■ Supplied records
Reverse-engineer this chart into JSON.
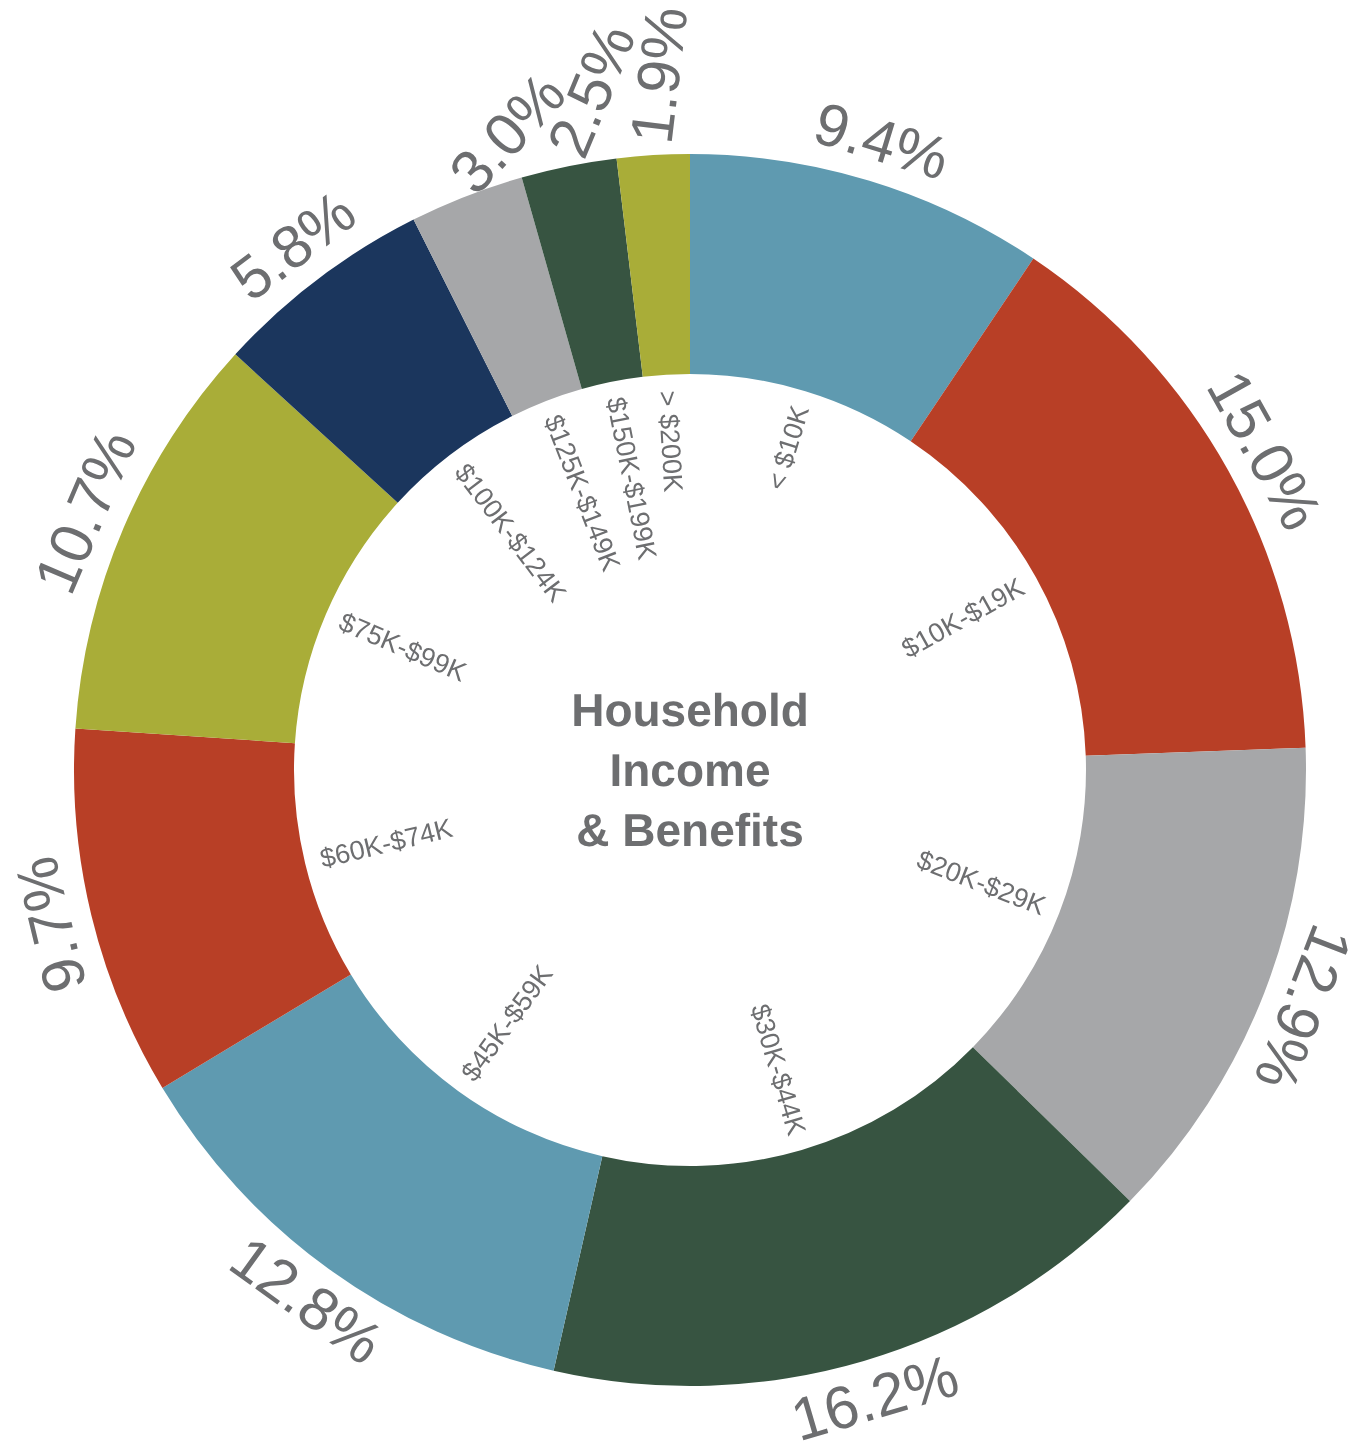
{
  "chart_data": {
    "type": "donut",
    "title": "Household\nIncome\n& Benefits",
    "categories": [
      "< $10K",
      "$10K-$19K",
      "$20K-$29K",
      "$30K-$44K",
      "$45K-$59K",
      "$60K-$74K",
      "$75K-$99K",
      "$100K-$124K",
      "$125K-$149K",
      "$150K-$199K",
      "> $200K"
    ],
    "values": [
      9.4,
      15.0,
      12.9,
      16.2,
      12.8,
      9.7,
      10.7,
      5.8,
      3.0,
      2.5,
      1.9
    ],
    "value_labels": [
      "9.4%",
      "15.0%",
      "12.9%",
      "16.2%",
      "12.8%",
      "9.7%",
      "10.7%",
      "5.8%",
      "3.0%",
      "2.5%",
      "1.9%"
    ],
    "colors": [
      "#5f9ab0",
      "#b83f26",
      "#a6a7a9",
      "#375441",
      "#5f9ab0",
      "#b83f26",
      "#a9ad38",
      "#1b365d",
      "#a6a7a9",
      "#375441",
      "#a9ad38"
    ]
  }
}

■ What is being asked
Leave out every picture and copy the rest of the records exactly.

■ Reply to the exercise
Reverse-engineer this chart into JSON.
{
  "chart_data": {
    "type": "donut",
    "title": "Household\nIncome\n& Benefits",
    "categories": [
      "< $10K",
      "$10K-$19K",
      "$20K-$29K",
      "$30K-$44K",
      "$45K-$59K",
      "$60K-$74K",
      "$75K-$99K",
      "$100K-$124K",
      "$125K-$149K",
      "$150K-$199K",
      "> $200K"
    ],
    "values": [
      9.4,
      15.0,
      12.9,
      16.2,
      12.8,
      9.7,
      10.7,
      5.8,
      3.0,
      2.5,
      1.9
    ],
    "value_labels": [
      "9.4%",
      "15.0%",
      "12.9%",
      "16.2%",
      "12.8%",
      "9.7%",
      "10.7%",
      "5.8%",
      "3.0%",
      "2.5%",
      "1.9%"
    ],
    "colors": [
      "#5f9ab0",
      "#b83f26",
      "#a6a7a9",
      "#375441",
      "#5f9ab0",
      "#b83f26",
      "#a9ad38",
      "#1b365d",
      "#a6a7a9",
      "#375441",
      "#a9ad38"
    ]
  }
}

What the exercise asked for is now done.